BEGIN DATA TO PROCESS

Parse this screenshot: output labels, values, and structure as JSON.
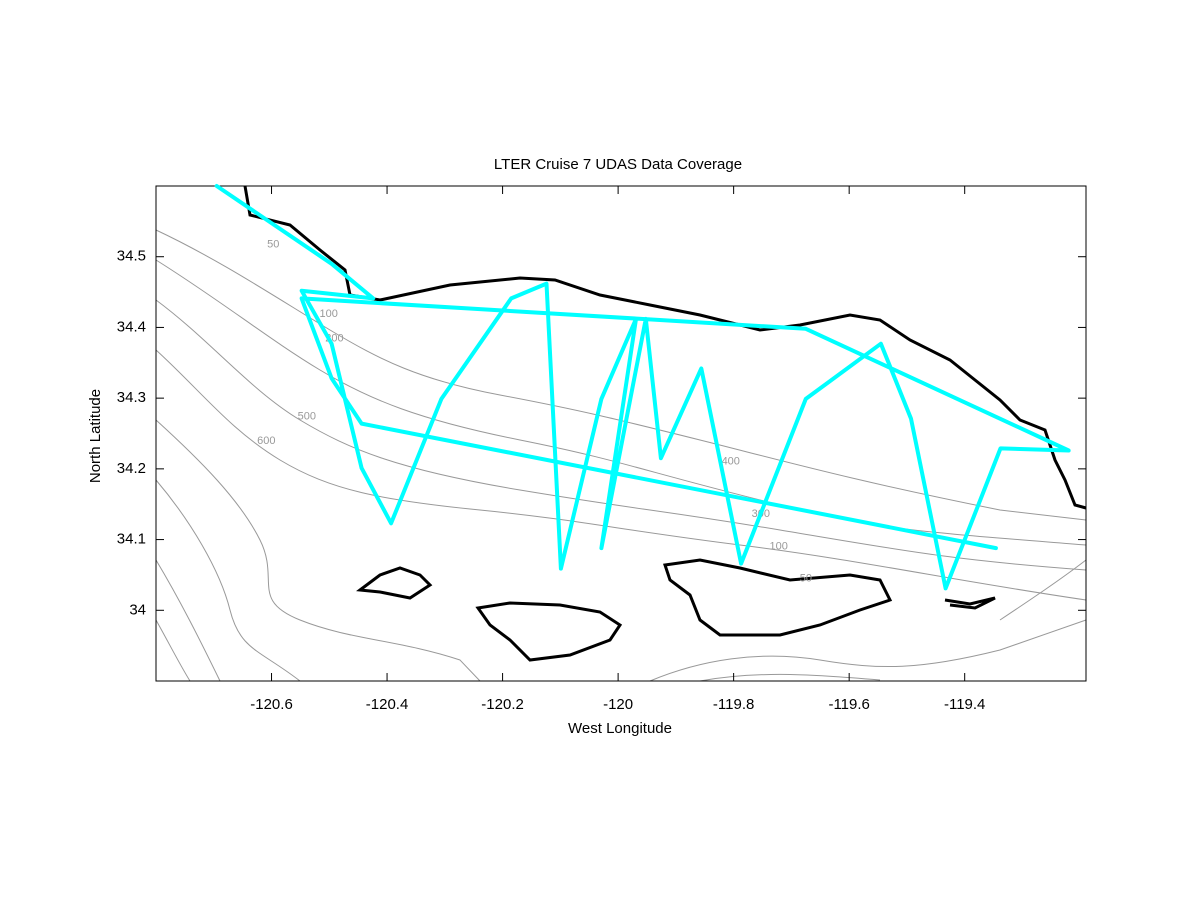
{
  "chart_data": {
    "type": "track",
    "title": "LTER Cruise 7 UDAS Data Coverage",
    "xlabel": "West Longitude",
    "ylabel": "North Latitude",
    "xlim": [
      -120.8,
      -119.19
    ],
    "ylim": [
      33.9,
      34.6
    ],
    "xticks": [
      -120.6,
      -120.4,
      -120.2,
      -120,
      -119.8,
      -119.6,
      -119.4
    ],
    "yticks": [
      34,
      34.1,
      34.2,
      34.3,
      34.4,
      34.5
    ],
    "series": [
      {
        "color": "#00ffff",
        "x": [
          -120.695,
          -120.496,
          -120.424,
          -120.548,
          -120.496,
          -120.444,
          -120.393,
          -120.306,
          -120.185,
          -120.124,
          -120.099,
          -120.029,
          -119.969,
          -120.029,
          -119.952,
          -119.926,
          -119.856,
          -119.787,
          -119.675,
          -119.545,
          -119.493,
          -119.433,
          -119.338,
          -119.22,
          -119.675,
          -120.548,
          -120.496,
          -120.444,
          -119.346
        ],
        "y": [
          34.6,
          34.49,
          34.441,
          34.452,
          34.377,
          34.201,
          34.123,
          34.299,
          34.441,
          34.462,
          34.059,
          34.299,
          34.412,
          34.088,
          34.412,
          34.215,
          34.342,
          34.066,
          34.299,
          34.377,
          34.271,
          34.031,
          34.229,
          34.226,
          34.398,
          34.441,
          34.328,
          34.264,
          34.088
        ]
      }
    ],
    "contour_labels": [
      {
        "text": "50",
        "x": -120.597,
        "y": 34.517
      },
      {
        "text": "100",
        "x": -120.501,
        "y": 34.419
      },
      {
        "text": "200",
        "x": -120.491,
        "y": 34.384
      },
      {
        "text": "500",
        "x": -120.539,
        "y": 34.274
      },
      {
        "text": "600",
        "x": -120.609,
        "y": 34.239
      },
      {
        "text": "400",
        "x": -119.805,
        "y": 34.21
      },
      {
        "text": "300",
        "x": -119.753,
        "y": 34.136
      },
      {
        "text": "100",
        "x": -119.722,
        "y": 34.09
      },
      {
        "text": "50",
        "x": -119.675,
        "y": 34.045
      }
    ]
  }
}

END DATA TO PROCESS
BEGIN DATA TO PROCESS

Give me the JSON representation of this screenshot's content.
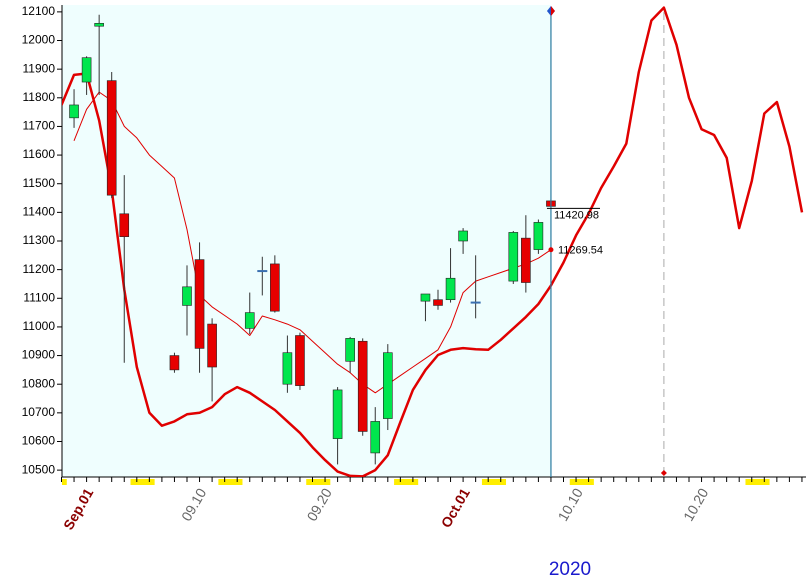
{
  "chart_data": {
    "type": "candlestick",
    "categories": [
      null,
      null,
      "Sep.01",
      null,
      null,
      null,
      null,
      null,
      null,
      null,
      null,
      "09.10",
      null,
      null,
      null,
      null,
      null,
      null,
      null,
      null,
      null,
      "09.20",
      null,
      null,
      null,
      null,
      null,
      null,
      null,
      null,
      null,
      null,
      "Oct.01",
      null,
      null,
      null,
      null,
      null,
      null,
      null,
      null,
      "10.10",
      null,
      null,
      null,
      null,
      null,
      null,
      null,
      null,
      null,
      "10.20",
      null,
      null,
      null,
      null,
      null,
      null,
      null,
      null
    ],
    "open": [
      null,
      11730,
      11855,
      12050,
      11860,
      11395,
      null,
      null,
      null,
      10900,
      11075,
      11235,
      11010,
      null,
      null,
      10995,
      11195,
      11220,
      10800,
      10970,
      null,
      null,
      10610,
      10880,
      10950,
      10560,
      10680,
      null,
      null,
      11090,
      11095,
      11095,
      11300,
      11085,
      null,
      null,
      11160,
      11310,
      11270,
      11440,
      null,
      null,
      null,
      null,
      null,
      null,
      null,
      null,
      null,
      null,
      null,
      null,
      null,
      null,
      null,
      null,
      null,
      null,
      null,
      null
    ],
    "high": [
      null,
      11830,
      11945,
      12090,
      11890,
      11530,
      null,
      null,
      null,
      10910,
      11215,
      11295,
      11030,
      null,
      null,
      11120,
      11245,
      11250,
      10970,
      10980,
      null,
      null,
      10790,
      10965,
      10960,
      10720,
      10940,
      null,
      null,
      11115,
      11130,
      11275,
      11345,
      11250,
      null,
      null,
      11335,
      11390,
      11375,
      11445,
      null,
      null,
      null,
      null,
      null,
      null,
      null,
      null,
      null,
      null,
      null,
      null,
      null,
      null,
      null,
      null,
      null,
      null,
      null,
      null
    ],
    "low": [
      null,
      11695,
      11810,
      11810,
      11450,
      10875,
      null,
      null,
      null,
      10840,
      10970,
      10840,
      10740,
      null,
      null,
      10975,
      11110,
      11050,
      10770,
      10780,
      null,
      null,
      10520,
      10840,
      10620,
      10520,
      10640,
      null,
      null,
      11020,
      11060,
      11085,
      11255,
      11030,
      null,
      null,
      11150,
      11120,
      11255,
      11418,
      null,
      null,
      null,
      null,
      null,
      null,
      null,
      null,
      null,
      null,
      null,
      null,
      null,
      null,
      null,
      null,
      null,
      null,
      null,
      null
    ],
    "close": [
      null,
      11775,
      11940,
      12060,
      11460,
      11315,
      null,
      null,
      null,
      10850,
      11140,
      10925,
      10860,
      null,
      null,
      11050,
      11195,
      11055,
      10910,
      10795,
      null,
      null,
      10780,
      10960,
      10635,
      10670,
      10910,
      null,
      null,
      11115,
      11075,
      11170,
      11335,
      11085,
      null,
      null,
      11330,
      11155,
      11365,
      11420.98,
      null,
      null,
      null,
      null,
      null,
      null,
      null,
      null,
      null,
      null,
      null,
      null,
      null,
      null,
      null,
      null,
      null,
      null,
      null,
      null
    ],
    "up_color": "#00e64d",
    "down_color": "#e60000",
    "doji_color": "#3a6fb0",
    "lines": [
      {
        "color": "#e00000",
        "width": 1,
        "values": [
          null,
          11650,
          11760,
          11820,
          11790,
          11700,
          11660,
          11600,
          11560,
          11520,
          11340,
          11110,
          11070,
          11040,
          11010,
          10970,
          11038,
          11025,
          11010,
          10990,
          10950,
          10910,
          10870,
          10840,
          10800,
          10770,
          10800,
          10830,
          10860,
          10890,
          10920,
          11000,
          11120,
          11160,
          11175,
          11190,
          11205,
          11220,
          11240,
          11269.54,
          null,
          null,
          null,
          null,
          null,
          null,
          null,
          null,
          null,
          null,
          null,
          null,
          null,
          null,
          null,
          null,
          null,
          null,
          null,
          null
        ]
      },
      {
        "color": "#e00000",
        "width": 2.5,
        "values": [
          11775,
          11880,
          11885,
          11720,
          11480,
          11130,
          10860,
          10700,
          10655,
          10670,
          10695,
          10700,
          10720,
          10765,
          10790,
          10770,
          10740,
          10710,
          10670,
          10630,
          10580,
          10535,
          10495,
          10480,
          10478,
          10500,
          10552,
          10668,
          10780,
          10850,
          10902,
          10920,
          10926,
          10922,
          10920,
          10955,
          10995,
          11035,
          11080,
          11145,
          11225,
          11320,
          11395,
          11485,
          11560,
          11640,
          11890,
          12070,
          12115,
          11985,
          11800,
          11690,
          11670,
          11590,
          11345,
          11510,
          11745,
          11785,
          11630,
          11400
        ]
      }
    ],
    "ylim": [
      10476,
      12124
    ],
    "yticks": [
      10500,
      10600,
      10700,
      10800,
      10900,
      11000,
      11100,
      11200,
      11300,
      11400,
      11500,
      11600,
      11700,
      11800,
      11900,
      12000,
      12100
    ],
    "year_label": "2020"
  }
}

END DATA TO PROCESS

Of the lines in the material above, state how many contain the string "JSON"; give no other text.

THE RESULT: 2